_Set task_.
Reproduce every record below exactly as it appears.

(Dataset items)

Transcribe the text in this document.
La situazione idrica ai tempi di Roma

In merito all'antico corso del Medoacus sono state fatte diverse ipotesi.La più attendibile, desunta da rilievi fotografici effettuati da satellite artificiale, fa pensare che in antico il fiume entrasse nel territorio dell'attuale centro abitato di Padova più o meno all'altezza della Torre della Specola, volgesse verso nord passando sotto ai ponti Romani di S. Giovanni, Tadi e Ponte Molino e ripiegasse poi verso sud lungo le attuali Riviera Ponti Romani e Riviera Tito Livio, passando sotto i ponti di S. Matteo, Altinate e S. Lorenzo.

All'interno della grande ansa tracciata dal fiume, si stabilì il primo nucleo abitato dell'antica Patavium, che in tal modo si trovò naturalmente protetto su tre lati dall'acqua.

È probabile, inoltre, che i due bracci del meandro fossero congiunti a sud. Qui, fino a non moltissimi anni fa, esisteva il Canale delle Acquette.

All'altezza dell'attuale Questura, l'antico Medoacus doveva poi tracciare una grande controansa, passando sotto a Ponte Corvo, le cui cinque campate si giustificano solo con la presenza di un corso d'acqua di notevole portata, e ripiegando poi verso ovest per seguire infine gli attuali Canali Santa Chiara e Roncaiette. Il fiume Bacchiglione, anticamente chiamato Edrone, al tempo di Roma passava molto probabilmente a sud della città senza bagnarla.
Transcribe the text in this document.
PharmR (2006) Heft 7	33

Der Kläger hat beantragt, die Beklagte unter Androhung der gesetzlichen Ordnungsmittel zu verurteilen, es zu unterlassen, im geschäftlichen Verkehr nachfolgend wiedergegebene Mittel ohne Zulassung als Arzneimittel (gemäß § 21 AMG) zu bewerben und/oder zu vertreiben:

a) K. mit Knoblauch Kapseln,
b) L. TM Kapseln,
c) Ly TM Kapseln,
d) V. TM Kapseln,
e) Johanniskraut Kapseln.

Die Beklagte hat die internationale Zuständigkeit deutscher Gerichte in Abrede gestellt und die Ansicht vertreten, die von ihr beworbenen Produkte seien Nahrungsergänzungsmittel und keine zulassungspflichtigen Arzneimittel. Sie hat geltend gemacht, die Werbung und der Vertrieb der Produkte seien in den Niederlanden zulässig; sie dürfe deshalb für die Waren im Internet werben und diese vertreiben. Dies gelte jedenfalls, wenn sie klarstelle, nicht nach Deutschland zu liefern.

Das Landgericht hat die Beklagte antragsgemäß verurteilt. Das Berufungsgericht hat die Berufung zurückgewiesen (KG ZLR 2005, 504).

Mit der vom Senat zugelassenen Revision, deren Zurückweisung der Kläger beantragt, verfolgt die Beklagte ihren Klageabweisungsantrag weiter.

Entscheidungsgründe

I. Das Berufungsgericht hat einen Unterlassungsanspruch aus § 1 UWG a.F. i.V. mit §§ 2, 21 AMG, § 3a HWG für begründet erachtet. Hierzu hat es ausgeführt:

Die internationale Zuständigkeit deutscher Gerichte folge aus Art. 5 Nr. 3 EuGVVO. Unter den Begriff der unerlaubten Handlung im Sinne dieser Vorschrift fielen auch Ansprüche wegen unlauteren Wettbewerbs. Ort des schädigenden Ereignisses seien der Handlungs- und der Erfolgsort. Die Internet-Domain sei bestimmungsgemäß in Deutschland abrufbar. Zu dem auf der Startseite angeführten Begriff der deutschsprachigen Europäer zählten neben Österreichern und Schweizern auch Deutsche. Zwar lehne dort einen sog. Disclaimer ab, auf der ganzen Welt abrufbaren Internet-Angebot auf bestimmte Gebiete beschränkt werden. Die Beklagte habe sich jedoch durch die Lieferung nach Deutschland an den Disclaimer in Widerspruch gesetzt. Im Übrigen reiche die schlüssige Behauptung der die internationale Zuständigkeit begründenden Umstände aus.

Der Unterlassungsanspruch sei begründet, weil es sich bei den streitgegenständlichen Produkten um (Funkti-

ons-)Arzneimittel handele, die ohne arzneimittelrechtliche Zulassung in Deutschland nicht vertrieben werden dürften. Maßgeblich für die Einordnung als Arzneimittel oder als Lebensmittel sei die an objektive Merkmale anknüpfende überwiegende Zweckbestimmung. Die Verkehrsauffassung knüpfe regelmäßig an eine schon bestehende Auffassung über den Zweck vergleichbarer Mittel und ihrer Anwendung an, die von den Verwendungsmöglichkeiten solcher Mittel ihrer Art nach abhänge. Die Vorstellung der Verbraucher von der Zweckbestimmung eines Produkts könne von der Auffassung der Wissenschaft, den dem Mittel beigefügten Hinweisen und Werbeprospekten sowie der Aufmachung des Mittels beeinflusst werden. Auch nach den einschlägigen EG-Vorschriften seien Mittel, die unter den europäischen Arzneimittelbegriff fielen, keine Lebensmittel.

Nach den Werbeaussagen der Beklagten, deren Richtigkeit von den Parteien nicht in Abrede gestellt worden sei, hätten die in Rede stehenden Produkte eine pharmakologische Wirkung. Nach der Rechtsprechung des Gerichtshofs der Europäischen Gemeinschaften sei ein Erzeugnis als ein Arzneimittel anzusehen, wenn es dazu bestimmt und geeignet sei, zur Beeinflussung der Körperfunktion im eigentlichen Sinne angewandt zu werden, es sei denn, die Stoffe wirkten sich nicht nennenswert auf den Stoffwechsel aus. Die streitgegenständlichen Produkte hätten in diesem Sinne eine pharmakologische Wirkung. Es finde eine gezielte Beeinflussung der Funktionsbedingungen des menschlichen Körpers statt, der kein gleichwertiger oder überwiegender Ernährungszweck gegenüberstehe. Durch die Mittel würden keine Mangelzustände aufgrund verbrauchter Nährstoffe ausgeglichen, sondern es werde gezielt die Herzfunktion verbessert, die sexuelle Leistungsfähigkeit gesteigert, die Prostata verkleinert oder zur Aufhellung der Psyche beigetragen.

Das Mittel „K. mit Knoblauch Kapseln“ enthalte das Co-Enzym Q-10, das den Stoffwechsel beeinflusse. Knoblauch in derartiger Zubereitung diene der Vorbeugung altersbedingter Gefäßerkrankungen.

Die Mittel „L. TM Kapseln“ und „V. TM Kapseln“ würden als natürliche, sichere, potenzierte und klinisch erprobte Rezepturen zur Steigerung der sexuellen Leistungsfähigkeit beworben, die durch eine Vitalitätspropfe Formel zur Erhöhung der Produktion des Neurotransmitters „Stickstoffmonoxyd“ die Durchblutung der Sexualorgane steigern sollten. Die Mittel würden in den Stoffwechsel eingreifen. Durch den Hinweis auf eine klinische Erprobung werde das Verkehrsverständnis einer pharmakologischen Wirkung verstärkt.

_Written solution_.
Transcribe the text in this document.
La situazione idrica ai tempi di Roma

In merito all'antico corso del Medoacus sono state fatte diverse ipotesi.La più attendibile, desunta da rilievi fotografici effettuati da satellite artificiale, fa pensare che in antico il fiume entrasse nel territorio dell'attuale centro abitato di Padova più o meno all'altezza della Torre della Specola, volgesse verso nord passando sotto ai ponti Romani di S. Giovanni, Tadi e Ponte Molino e ripiegasse poi verso sud lungo le attuali Riviera Ponti Romani e Riviera Tito Livio, passando sotto i ponti di S. Matteo, Altinate e S. Lorenzo.

All'interno della grande ansa tracciata dal fiume, si stabilì il primo nucleo abitato dell'antica Patavium, che in tal modo si trovò naturalmente protetto su tre lati dall'acqua.

È probabile, inoltre, che i due bracci del meandro fossero congiunti a sud. Qui, fino a non moltissimi anni fa, esisteva il Canale delle Acquette.

All'altezza dell'attuale Questura, l'antico Medoacus doveva poi tracciare una grande controansa, passando sotto a Ponte Corvo, le cui cinque campate si giustificano solo con la presenza di un corso d'acqua di notevole portata, e ripiegando poi verso ovest per seguire infine gli attuali Canali Santa Chiara e Roncaiette. Il fiume Bacchiglione, anticamente chiamato Edrone, al tempo di Roma passava molto probabilmente a sud della città senza bagnarla.
Transcribe the text in this document.
PharmR (2006) Heft 7	33

Der Kläger hat beantragt, die Beklagte unter Androhung der gesetzlichen Ordnungsmittel zu verurteilen, es zu unterlassen, im geschäftlichen Verkehr nachfolgend wiedergegebene Mittel ohne Zulassung als Arzneimittel (gemäß § 21 AMG) zu bewerben und/oder zu vertreiben:

a) K. mit Knoblauch Kapseln,
b) L. TM Kapseln,
c) Ly TM Kapseln,
d) V. TM Kapseln,
e) Johanniskraut Kapseln.

Die Beklagte hat die internationale Zuständigkeit deutscher Gerichte in Abrede gestellt und die Ansicht vertreten, die von ihr beworbenen Produkte seien Nahrungsergänzungsmittel und keine zulassungspflichtigen Arzneimittel. Sie hat geltend gemacht, die Werbung und der Vertrieb der Produkte seien in den Niederlanden zulässig; sie dürfe deshalb für die Waren im Internet werben und diese vertreiben. Dies gelte jedenfalls, wenn sie klarstelle, nicht nach Deutschland zu liefern.

Das Landgericht hat die Beklagte antragsgemäß verurteilt. Das Berufungsgericht hat die Berufung zurückgewiesen (KG ZLR 2005, 504).

Mit der vom Senat zugelassenen Revision, deren Zurückweisung der Kläger beantragt, verfolgt die Beklagte ihren Klageabweisungsantrag weiter.

Entscheidungsgründe

I. Das Berufungsgericht hat einen Unterlassungsanspruch aus § 1 UWG a.F. i.V. mit §§ 2, 21 AMG, § 3a HWG für begründet erachtet. Hierzu hat es ausgeführt:

Die internationale Zuständigkeit deutscher Gerichte folge aus Art. 5 Nr. 3 EuGVVO. Unter den Begriff der unerlaubten Handlung im Sinne dieser Vorschrift fielen auch Ansprüche wegen unlauteren Wettbewerbs. Ort des schädigenden Ereignisses seien der Handlungs- und der Erfolgsort. Die Internet-Domain sei bestimmungsgemäß in Deutschland abrufbar. Zu dem auf der Startseite angeführten Begriff der deutschsprachigen Europäer zählten neben Österreichern und Schweizern auch Deutsche. Zwar lehne dort einen sog. Disclaimer ab, auf der ganzen Welt abrufbaren Internet-Angebot auf bestimmte Gebiete beschränkt werden. Die Beklagte habe sich jedoch durch die Lieferung nach Deutschland an den Disclaimer in Widerspruch gesetzt. Im Übrigen reiche die schlüssige Behauptung der die internationale Zuständigkeit begründenden Umstände aus.

Der Unterlassungsanspruch sei begründet, weil es sich bei den streitgegenständlichen Produkten um (Funkti-

ons-)Arzneimittel handele, die ohne arzneimittelrechtliche Zulassung in Deutschland nicht vertrieben werden dürften. Maßgeblich für die Einordnung als Arzneimittel oder als Lebensmittel sei die an objektive Merkmale anknüpfende überwiegende Zweckbestimmung. Die Verkehrsauffassung knüpfe regelmäßig an eine schon bestehende Auffassung über den Zweck vergleichbarer Mittel und ihrer Anwendung an, die von den Verwendungsmöglichkeiten solcher Mittel ihrer Art nach abhänge. Die Vorstellung der Verbraucher von der Zweckbestimmung eines Produkts könne von der Auffassung der Wissenschaft, den dem Mittel beigefügten Hinweisen und Werbeprospekten sowie der Aufmachung des Mittels beeinflusst werden. Auch nach den einschlägigen EG-Vorschriften seien Mittel, die unter den europäischen Arzneimittelbegriff fielen, keine Lebensmittel.

Nach den Werbeaussagen der Beklagten, deren Richtigkeit von den Parteien nicht in Abrede gestellt worden sei, hätten die in Rede stehenden Produkte eine pharmakologische Wirkung. Nach der Rechtsprechung des Gerichtshofs der Europäischen Gemeinschaften sei ein Erzeugnis als ein Arzneimittel anzusehen, wenn es dazu bestimmt und geeignet sei, zur Beeinflussung der Körperfunktion im eigentlichen Sinne angewandt zu werden, es sei denn, die Stoffe wirkten sich nicht nennenswert auf den Stoffwechsel aus. Die streitgegenständlichen Produkte hätten in diesem Sinne eine pharmakologische Wirkung. Es finde eine gezielte Beeinflussung der Funktionsbedingungen des menschlichen Körpers statt, der kein gleichwertiger oder überwiegender Ernährungszweck gegenüberstehe. Durch die Mittel würden keine Mangelzustände aufgrund verbrauchter Nährstoffe ausgeglichen, sondern es werde gezielt die Herzfunktion verbessert, die sexuelle Leistungsfähigkeit gesteigert, die Prostata verkleinert oder zur Aufhellung der Psyche beigetragen.

Das Mittel „K. mit Knoblauch Kapseln“ enthalte das Co-Enzym Q-10, das den Stoffwechsel beeinflusse. Knoblauch in derartiger Zubereitung diene der Vorbeugung altersbedingter Gefäßerkrankungen.

Die Mittel „L. TM Kapseln“ und „V. TM Kapseln“ würden als natürliche, sichere, potenzierte und klinisch erprobte Rezepturen zur Steigerung der sexuellen Leistungsfähigkeit beworben, die durch eine Vitalitätspropfe Formel zur Erhöhung der Produktion des Neurotransmitters „Stickstoffmonoxyd“ die Durchblutung der Sexualorgane steigern sollten. Die Mittel würden in den Stoffwechsel eingreifen. Durch den Hinweis auf eine klinische Erprobung werde das Verkehrsverständnis einer pharmakologischen Wirkung verstärkt.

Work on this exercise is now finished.